◆ Directions ◆
Every line below should be repeated exactly.

----------

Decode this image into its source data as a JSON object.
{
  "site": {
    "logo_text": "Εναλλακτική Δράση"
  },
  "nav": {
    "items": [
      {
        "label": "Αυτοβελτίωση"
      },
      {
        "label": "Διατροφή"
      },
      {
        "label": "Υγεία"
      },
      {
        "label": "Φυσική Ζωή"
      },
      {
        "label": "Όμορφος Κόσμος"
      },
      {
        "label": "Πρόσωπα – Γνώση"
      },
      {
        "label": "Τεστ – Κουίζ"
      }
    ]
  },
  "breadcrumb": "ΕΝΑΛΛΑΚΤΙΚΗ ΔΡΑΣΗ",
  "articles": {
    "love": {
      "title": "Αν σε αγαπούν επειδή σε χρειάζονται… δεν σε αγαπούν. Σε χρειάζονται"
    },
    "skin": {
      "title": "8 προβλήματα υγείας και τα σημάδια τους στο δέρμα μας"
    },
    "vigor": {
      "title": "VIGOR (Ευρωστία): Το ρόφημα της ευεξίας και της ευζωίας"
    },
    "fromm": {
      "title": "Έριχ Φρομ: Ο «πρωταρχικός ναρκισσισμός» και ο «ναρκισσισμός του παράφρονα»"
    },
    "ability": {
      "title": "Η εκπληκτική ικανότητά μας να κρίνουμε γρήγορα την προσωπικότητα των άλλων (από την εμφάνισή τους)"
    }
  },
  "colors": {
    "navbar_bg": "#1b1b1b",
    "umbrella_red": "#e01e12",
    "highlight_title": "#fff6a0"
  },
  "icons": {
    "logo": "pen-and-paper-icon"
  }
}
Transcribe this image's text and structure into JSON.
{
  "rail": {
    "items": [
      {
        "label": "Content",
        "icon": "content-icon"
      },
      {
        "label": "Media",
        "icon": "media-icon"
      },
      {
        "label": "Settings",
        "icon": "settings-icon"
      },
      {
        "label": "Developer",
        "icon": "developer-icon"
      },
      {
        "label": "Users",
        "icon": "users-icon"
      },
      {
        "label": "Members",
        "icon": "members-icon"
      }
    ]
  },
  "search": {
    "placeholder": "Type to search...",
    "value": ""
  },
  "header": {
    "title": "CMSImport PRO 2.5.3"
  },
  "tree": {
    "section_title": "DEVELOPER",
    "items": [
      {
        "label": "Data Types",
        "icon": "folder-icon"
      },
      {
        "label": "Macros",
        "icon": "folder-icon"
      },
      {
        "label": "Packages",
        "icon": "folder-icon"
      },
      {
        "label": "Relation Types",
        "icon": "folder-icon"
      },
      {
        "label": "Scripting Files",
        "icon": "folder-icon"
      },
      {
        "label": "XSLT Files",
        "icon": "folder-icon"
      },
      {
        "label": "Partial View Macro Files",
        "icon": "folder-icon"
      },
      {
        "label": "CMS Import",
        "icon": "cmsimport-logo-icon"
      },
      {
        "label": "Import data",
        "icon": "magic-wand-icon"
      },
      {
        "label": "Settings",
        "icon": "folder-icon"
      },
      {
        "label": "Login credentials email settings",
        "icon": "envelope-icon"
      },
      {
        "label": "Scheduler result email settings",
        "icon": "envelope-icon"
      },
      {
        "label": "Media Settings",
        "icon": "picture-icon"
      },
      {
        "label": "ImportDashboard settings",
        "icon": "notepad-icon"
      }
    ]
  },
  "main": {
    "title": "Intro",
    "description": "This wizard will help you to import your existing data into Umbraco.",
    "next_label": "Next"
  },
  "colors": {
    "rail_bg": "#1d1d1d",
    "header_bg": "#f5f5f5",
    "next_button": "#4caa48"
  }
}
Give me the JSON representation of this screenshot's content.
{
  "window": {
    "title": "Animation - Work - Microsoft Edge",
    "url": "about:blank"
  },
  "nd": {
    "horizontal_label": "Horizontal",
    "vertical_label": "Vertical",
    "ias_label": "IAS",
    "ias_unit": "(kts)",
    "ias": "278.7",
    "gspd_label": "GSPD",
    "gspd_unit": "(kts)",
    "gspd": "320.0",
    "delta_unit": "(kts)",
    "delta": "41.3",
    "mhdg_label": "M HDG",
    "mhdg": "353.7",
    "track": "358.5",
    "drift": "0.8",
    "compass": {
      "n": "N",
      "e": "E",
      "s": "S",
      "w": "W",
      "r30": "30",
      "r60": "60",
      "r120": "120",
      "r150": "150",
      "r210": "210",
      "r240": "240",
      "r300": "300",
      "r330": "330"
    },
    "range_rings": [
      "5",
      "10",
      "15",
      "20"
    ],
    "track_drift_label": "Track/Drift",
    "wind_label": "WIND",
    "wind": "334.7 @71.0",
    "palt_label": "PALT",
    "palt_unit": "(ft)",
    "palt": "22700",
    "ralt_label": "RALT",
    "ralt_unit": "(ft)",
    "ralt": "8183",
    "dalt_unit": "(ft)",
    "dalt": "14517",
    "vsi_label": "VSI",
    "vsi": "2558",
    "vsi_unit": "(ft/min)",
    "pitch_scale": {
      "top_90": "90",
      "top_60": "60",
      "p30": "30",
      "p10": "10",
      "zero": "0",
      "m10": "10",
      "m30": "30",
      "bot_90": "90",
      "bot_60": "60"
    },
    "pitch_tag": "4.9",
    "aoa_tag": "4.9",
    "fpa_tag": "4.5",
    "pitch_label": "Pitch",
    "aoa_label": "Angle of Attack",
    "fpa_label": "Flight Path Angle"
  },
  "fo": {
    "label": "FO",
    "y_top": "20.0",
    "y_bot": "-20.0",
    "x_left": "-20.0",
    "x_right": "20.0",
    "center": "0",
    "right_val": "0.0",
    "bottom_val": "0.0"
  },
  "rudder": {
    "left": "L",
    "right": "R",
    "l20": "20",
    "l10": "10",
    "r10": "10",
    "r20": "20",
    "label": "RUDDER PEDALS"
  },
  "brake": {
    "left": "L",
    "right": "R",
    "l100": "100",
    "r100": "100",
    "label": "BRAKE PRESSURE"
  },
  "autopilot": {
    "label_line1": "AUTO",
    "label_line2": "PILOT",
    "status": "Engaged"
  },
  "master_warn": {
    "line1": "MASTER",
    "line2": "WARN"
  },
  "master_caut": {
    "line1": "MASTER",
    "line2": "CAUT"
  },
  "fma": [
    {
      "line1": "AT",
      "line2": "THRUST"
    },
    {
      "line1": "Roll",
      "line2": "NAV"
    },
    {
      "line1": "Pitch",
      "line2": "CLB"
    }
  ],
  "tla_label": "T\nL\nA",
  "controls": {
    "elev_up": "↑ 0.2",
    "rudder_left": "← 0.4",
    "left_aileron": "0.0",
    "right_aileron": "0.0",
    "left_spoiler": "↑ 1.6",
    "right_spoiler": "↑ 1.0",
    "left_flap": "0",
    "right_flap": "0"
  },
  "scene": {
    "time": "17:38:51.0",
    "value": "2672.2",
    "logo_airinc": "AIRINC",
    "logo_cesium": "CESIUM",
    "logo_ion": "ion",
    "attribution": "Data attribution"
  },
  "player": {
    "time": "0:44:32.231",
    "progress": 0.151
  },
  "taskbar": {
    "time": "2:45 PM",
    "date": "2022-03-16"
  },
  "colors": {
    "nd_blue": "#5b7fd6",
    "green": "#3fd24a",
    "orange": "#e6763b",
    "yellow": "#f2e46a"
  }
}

----------

◆ Output of the task ◆
Decode this image into its source data as a JSON object.
{
  "site": {
    "logo_text": "Εναλλακτική Δράση"
  },
  "nav": {
    "items": [
      {
        "label": "Αυτοβελτίωση"
      },
      {
        "label": "Διατροφή"
      },
      {
        "label": "Υγεία"
      },
      {
        "label": "Φυσική Ζωή"
      },
      {
        "label": "Όμορφος Κόσμος"
      },
      {
        "label": "Πρόσωπα – Γνώση"
      },
      {
        "label": "Τεστ – Κουίζ"
      }
    ]
  },
  "breadcrumb": "ΕΝΑΛΛΑΚΤΙΚΗ ΔΡΑΣΗ",
  "articles": {
    "love": {
      "title": "Αν σε αγαπούν επειδή σε χρειάζονται… δεν σε αγαπούν. Σε χρειάζονται"
    },
    "skin": {
      "title": "8 προβλήματα υγείας και τα σημάδια τους στο δέρμα μας"
    },
    "vigor": {
      "title": "VIGOR (Ευρωστία): Το ρόφημα της ευεξίας και της ευζωίας"
    },
    "fromm": {
      "title": "Έριχ Φρομ: Ο «πρωταρχικός ναρκισσισμός» και ο «ναρκισσισμός του παράφρονα»"
    },
    "ability": {
      "title": "Η εκπληκτική ικανότητά μας να κρίνουμε γρήγορα την προσωπικότητα των άλλων (από την εμφάνισή τους)"
    }
  },
  "colors": {
    "navbar_bg": "#1b1b1b",
    "umbrella_red": "#e01e12",
    "highlight_title": "#fff6a0"
  },
  "icons": {
    "logo": "pen-and-paper-icon"
  }
}
Transcribe this image's text and structure into JSON.
{
  "rail": {
    "items": [
      {
        "label": "Content",
        "icon": "content-icon"
      },
      {
        "label": "Media",
        "icon": "media-icon"
      },
      {
        "label": "Settings",
        "icon": "settings-icon"
      },
      {
        "label": "Developer",
        "icon": "developer-icon"
      },
      {
        "label": "Users",
        "icon": "users-icon"
      },
      {
        "label": "Members",
        "icon": "members-icon"
      }
    ]
  },
  "search": {
    "placeholder": "Type to search...",
    "value": ""
  },
  "header": {
    "title": "CMSImport PRO 2.5.3"
  },
  "tree": {
    "section_title": "DEVELOPER",
    "items": [
      {
        "label": "Data Types",
        "icon": "folder-icon"
      },
      {
        "label": "Macros",
        "icon": "folder-icon"
      },
      {
        "label": "Packages",
        "icon": "folder-icon"
      },
      {
        "label": "Relation Types",
        "icon": "folder-icon"
      },
      {
        "label": "Scripting Files",
        "icon": "folder-icon"
      },
      {
        "label": "XSLT Files",
        "icon": "folder-icon"
      },
      {
        "label": "Partial View Macro Files",
        "icon": "folder-icon"
      },
      {
        "label": "CMS Import",
        "icon": "cmsimport-logo-icon"
      },
      {
        "label": "Import data",
        "icon": "magic-wand-icon"
      },
      {
        "label": "Settings",
        "icon": "folder-icon"
      },
      {
        "label": "Login credentials email settings",
        "icon": "envelope-icon"
      },
      {
        "label": "Scheduler result email settings",
        "icon": "envelope-icon"
      },
      {
        "label": "Media Settings",
        "icon": "picture-icon"
      },
      {
        "label": "ImportDashboard settings",
        "icon": "notepad-icon"
      }
    ]
  },
  "main": {
    "title": "Intro",
    "description": "This wizard will help you to import your existing data into Umbraco.",
    "next_label": "Next"
  },
  "colors": {
    "rail_bg": "#1d1d1d",
    "header_bg": "#f5f5f5",
    "next_button": "#4caa48"
  }
}
Give me the JSON representation of this screenshot's content.
{
  "window": {
    "title": "Animation - Work - Microsoft Edge",
    "url": "about:blank"
  },
  "nd": {
    "horizontal_label": "Horizontal",
    "vertical_label": "Vertical",
    "ias_label": "IAS",
    "ias_unit": "(kts)",
    "ias": "278.7",
    "gspd_label": "GSPD",
    "gspd_unit": "(kts)",
    "gspd": "320.0",
    "delta_unit": "(kts)",
    "delta": "41.3",
    "mhdg_label": "M HDG",
    "mhdg": "353.7",
    "track": "358.5",
    "drift": "0.8",
    "compass": {
      "n": "N",
      "e": "E",
      "s": "S",
      "w": "W",
      "r30": "30",
      "r60": "60",
      "r120": "120",
      "r150": "150",
      "r210": "210",
      "r240": "240",
      "r300": "300",
      "r330": "330"
    },
    "range_rings": [
      "5",
      "10",
      "15",
      "20"
    ],
    "track_drift_label": "Track/Drift",
    "wind_label": "WIND",
    "wind": "334.7 @71.0",
    "palt_label": "PALT",
    "palt_unit": "(ft)",
    "palt": "22700",
    "ralt_label": "RALT",
    "ralt_unit": "(ft)",
    "ralt": "8183",
    "dalt_unit": "(ft)",
    "dalt": "14517",
    "vsi_label": "VSI",
    "vsi": "2558",
    "vsi_unit": "(ft/min)",
    "pitch_scale": {
      "top_90": "90",
      "top_60": "60",
      "p30": "30",
      "p10": "10",
      "zero": "0",
      "m10": "10",
      "m30": "30",
      "bot_90": "90",
      "bot_60": "60"
    },
    "pitch_tag": "4.9",
    "aoa_tag": "4.9",
    "fpa_tag": "4.5",
    "pitch_label": "Pitch",
    "aoa_label": "Angle of Attack",
    "fpa_label": "Flight Path Angle"
  },
  "fo": {
    "label": "FO",
    "y_top": "20.0",
    "y_bot": "-20.0",
    "x_left": "-20.0",
    "x_right": "20.0",
    "center": "0",
    "right_val": "0.0",
    "bottom_val": "0.0"
  },
  "rudder": {
    "left": "L",
    "right": "R",
    "l20": "20",
    "l10": "10",
    "r10": "10",
    "r20": "20",
    "label": "RUDDER PEDALS"
  },
  "brake": {
    "left": "L",
    "right": "R",
    "l100": "100",
    "r100": "100",
    "label": "BRAKE PRESSURE"
  },
  "autopilot": {
    "label_line1": "AUTO",
    "label_line2": "PILOT",
    "status": "Engaged"
  },
  "master_warn": {
    "line1": "MASTER",
    "line2": "WARN"
  },
  "master_caut": {
    "line1": "MASTER",
    "line2": "CAUT"
  },
  "fma": [
    {
      "line1": "AT",
      "line2": "THRUST"
    },
    {
      "line1": "Roll",
      "line2": "NAV"
    },
    {
      "line1": "Pitch",
      "line2": "CLB"
    }
  ],
  "tla_label": "T\nL\nA",
  "controls": {
    "elev_up": "↑ 0.2",
    "rudder_left": "← 0.4",
    "left_aileron": "0.0",
    "right_aileron": "0.0",
    "left_spoiler": "↑ 1.6",
    "right_spoiler": "↑ 1.0",
    "left_flap": "0",
    "right_flap": "0"
  },
  "scene": {
    "time": "17:38:51.0",
    "value": "2672.2",
    "logo_airinc": "AIRINC",
    "logo_cesium": "CESIUM",
    "logo_ion": "ion",
    "attribution": "Data attribution"
  },
  "player": {
    "time": "0:44:32.231",
    "progress": 0.151
  },
  "taskbar": {
    "time": "2:45 PM",
    "date": "2022-03-16"
  },
  "colors": {
    "nd_blue": "#5b7fd6",
    "green": "#3fd24a",
    "orange": "#e6763b",
    "yellow": "#f2e46a"
  }
}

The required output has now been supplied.